>> Begin Entries

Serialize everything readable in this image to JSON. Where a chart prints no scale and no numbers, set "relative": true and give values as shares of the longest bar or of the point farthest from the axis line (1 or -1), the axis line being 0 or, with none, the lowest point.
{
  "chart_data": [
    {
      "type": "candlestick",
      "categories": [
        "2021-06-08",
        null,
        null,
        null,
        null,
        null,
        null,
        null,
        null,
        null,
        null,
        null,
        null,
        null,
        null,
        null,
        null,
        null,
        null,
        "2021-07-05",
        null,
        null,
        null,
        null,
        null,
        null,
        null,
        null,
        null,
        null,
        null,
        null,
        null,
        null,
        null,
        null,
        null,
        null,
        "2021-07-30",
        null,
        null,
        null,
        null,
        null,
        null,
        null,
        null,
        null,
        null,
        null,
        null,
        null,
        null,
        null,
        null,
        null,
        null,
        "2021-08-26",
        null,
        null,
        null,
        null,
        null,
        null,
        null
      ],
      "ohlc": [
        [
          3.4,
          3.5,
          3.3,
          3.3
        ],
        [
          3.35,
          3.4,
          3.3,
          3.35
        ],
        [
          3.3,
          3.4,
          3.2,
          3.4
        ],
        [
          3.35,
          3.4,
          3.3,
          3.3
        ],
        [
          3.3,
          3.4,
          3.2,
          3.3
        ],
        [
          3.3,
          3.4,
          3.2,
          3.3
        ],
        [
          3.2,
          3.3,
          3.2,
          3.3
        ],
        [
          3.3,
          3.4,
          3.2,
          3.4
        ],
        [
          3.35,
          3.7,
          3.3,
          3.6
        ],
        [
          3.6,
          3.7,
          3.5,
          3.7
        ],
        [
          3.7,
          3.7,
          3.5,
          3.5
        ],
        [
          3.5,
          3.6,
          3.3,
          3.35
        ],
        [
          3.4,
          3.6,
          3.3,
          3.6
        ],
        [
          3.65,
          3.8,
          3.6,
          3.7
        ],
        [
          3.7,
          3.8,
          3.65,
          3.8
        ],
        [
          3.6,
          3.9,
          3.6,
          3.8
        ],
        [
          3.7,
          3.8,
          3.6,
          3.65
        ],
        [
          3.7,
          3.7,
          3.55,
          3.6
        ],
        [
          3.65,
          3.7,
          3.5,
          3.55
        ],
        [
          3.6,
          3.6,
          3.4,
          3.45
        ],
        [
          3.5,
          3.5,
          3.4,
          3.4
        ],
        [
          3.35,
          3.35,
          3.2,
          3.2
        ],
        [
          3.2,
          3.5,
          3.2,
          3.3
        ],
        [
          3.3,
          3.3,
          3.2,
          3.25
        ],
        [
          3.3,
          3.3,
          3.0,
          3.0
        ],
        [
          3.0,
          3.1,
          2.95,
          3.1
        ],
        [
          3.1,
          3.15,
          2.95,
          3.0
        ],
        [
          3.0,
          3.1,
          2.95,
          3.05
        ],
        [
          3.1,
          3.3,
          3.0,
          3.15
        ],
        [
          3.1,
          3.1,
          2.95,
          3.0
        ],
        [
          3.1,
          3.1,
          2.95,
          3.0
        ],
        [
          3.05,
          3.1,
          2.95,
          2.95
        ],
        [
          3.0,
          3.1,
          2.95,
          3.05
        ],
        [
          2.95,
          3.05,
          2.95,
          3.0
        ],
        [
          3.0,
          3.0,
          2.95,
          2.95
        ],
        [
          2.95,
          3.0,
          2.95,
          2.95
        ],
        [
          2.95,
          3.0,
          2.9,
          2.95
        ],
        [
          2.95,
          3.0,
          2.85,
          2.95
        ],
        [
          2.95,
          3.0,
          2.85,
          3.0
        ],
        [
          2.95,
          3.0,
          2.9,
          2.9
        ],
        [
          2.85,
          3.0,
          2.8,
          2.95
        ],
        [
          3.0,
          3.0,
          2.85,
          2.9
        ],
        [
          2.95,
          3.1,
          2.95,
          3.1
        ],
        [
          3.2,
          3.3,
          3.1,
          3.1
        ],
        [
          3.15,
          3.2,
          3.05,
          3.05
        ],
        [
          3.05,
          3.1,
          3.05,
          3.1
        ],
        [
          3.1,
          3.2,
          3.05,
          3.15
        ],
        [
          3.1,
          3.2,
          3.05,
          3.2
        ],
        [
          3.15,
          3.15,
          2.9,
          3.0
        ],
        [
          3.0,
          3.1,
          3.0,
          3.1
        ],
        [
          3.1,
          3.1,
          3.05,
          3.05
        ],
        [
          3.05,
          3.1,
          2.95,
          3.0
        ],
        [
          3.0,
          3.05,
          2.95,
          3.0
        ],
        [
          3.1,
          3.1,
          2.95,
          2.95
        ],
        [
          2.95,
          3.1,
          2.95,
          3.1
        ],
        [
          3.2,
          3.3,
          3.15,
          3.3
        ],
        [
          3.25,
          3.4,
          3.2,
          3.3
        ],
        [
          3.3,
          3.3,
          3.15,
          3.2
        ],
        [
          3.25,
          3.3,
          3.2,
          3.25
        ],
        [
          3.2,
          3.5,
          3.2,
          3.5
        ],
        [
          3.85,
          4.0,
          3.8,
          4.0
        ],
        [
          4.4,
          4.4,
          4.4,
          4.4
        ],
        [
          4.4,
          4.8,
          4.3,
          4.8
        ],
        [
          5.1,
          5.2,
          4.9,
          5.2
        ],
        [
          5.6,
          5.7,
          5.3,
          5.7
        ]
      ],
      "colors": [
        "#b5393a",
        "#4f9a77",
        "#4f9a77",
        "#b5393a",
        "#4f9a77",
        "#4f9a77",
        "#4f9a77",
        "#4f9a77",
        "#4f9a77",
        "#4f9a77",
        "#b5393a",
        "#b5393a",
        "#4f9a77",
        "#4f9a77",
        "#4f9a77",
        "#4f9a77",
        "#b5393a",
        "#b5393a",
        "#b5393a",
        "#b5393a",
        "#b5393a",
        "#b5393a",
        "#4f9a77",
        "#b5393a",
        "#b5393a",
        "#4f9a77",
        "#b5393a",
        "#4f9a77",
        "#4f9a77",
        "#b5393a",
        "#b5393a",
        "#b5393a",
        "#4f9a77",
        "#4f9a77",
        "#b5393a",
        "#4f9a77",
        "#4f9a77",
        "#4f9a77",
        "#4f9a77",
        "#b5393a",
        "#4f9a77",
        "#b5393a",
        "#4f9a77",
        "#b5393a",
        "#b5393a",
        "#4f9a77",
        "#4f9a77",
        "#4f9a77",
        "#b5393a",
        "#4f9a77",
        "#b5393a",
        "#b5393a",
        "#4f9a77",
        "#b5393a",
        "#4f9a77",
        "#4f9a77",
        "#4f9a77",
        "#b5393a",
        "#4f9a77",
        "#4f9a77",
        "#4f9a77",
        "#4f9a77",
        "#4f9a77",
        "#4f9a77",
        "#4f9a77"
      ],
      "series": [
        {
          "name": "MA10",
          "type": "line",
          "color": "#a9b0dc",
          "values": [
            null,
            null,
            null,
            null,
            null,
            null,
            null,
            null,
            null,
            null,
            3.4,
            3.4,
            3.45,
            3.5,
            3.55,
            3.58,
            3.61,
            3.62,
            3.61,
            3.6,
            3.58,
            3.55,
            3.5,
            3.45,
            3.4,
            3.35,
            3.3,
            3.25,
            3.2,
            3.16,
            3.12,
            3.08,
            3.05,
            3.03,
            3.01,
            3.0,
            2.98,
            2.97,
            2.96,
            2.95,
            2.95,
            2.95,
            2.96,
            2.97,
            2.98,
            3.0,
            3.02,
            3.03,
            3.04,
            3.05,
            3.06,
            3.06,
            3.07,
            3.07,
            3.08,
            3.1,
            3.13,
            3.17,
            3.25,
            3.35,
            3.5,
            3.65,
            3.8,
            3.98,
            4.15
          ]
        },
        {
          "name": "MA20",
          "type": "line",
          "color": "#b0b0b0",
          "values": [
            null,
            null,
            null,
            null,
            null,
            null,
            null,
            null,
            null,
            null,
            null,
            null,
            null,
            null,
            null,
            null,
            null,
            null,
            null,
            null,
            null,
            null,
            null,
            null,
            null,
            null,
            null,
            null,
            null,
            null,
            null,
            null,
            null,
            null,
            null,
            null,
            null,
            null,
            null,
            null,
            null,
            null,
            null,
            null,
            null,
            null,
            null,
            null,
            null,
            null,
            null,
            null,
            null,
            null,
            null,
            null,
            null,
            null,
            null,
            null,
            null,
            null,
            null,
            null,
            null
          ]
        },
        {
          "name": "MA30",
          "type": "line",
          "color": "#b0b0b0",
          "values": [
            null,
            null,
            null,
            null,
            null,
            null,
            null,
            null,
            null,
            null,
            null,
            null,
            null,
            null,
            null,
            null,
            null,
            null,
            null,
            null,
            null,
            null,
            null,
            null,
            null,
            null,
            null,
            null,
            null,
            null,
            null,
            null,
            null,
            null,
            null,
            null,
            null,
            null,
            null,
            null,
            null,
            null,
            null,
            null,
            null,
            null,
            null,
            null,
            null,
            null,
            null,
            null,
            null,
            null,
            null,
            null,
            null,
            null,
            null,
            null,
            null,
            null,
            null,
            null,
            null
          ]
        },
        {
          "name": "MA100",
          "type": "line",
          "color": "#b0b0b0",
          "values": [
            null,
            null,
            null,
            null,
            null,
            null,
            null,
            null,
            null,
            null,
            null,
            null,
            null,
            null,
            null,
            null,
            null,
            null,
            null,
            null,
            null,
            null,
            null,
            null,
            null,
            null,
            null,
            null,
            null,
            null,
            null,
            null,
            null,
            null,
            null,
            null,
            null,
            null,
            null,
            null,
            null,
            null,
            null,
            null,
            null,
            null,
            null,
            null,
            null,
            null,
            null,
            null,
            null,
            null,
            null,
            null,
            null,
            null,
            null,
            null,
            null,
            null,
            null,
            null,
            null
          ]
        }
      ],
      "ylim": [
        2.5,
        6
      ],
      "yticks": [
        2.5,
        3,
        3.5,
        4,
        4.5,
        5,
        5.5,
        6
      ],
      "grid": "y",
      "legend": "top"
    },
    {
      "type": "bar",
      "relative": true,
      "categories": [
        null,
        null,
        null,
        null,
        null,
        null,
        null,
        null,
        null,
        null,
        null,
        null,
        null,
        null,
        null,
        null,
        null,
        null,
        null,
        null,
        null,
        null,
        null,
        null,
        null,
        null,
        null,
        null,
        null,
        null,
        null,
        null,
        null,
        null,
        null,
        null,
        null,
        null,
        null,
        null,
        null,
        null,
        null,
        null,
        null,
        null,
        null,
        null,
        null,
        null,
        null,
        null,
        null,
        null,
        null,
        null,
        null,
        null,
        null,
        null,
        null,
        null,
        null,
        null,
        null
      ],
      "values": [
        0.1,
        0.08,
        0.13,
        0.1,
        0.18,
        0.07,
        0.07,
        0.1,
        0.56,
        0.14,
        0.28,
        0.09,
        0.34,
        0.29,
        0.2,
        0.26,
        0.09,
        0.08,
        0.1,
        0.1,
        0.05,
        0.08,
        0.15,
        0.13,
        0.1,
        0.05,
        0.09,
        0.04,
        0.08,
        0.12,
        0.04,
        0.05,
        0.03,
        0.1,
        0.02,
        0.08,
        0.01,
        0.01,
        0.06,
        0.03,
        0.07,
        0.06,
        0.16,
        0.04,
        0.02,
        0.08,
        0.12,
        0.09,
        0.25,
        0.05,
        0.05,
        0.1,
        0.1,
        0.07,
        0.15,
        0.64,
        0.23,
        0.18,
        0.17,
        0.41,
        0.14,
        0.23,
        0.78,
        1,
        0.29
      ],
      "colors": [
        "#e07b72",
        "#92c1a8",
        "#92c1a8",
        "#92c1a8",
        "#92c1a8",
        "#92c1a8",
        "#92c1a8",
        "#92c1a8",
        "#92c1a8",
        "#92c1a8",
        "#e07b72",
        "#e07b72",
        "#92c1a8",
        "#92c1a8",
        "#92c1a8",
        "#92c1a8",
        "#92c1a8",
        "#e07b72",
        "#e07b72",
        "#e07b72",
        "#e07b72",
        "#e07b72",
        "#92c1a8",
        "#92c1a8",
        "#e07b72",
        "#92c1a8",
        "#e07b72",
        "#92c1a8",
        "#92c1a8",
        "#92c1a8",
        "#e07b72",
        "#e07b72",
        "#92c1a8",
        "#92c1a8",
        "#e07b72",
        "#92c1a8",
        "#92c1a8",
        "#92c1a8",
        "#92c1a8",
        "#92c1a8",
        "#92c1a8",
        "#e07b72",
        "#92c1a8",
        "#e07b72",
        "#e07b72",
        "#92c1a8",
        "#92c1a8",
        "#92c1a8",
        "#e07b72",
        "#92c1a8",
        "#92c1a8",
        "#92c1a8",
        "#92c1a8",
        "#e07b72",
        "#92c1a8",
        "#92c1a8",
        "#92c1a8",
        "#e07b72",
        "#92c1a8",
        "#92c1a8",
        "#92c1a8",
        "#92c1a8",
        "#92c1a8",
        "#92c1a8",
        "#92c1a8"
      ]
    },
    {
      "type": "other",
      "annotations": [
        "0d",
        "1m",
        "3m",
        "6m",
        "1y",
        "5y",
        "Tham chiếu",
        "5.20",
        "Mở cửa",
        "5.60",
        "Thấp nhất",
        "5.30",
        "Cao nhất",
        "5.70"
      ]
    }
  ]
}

>> End Entries

**What you need to do**. Find the lines holding "relative" and list every one.

**Response to this exercise**.
Serialize everything readable in this image to JSON. Where a chart prints no scale and no numbers, set "relative": true and give values as shares of the longest bar or of the point farthest from the axis line (1 or -1), the axis line being 0 or, with none, the lowest point.
      "relative": true,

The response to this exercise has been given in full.